• **Given exercise**: Go through the material below and report how many lines contain "удобренья". Give only the number.

════════════════

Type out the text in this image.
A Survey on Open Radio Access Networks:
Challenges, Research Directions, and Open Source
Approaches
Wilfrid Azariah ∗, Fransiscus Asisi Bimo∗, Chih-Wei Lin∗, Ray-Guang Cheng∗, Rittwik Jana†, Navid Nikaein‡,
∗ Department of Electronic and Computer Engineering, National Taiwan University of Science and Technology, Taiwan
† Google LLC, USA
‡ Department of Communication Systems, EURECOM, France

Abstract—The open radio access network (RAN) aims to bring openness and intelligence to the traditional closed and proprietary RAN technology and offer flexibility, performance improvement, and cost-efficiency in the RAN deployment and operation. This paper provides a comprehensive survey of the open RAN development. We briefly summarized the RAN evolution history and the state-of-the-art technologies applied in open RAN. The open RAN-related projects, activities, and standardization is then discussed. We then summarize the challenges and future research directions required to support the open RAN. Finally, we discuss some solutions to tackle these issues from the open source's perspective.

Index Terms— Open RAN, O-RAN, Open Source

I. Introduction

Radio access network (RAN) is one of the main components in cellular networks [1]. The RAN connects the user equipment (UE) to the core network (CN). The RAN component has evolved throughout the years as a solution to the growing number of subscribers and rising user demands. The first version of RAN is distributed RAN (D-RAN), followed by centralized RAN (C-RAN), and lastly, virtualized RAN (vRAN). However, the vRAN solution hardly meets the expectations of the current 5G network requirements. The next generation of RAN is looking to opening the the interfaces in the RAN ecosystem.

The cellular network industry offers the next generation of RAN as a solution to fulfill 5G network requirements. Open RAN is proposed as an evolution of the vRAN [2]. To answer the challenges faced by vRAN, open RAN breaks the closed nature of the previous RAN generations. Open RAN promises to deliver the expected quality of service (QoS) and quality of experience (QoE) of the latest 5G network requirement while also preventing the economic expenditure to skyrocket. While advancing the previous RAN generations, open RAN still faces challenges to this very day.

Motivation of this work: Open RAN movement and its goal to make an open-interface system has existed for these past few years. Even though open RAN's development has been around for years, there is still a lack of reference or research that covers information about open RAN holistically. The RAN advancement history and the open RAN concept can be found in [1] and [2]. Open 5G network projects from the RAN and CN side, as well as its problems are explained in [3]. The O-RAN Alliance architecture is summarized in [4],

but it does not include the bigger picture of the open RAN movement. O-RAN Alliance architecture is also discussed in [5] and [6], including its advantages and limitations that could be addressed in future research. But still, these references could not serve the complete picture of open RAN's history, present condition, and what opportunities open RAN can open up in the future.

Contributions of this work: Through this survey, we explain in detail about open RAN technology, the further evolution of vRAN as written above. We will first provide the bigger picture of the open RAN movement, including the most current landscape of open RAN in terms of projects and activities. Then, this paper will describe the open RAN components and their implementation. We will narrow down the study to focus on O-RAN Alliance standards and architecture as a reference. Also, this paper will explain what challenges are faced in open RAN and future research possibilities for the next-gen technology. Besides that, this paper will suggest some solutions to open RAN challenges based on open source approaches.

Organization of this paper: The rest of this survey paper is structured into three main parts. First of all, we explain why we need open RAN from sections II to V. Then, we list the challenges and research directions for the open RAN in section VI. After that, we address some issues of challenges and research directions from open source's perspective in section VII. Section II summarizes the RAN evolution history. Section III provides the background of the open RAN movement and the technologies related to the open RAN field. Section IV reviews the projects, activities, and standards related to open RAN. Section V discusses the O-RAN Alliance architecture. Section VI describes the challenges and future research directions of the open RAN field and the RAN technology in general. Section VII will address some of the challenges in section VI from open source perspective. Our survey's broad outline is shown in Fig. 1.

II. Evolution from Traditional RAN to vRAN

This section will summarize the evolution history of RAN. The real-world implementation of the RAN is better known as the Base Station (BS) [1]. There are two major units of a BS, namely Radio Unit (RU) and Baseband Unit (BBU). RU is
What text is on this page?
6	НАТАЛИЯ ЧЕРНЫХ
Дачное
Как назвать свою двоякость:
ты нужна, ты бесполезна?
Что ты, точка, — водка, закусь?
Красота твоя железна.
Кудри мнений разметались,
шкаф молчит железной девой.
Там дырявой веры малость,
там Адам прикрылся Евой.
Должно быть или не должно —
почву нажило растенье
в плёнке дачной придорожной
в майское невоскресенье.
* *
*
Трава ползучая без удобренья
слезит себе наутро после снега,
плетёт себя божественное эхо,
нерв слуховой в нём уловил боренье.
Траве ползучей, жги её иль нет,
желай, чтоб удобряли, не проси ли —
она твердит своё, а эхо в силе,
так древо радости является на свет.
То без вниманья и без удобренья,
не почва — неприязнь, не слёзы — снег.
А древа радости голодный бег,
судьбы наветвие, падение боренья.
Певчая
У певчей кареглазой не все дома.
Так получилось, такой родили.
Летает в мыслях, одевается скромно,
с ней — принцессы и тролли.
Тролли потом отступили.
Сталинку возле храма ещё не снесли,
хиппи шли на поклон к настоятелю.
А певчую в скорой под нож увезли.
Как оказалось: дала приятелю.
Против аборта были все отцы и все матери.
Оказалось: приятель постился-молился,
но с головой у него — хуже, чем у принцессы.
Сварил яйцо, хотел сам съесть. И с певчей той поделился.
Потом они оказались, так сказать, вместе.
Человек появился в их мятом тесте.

════════════════

• **Solution for this exercise**: 2